— START Input material —
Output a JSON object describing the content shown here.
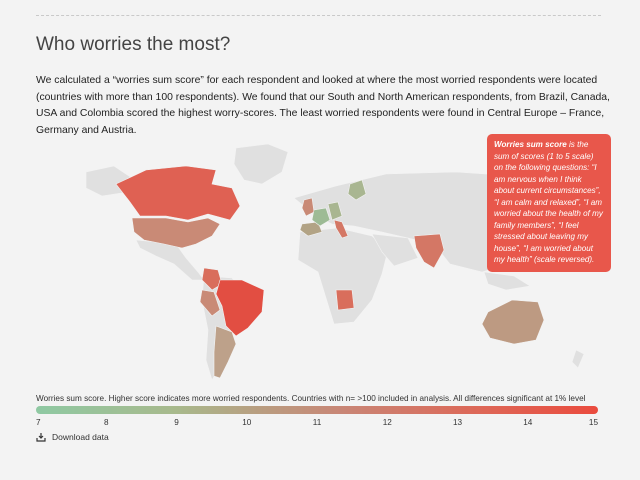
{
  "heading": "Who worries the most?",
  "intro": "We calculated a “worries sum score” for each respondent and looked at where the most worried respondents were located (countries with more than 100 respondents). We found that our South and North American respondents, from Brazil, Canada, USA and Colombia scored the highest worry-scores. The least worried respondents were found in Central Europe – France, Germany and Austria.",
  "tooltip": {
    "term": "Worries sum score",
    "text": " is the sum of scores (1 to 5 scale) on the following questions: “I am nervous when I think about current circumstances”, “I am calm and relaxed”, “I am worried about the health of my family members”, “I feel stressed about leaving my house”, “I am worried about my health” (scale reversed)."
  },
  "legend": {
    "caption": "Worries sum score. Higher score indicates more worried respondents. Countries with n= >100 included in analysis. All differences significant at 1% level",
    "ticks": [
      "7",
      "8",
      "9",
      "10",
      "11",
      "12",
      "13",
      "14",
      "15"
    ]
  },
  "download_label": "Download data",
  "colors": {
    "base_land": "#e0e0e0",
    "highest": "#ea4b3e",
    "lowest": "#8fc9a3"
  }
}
— END Input material —
## Set problem
State how many lines include the string "respondents", and nothing more.

## The reply
2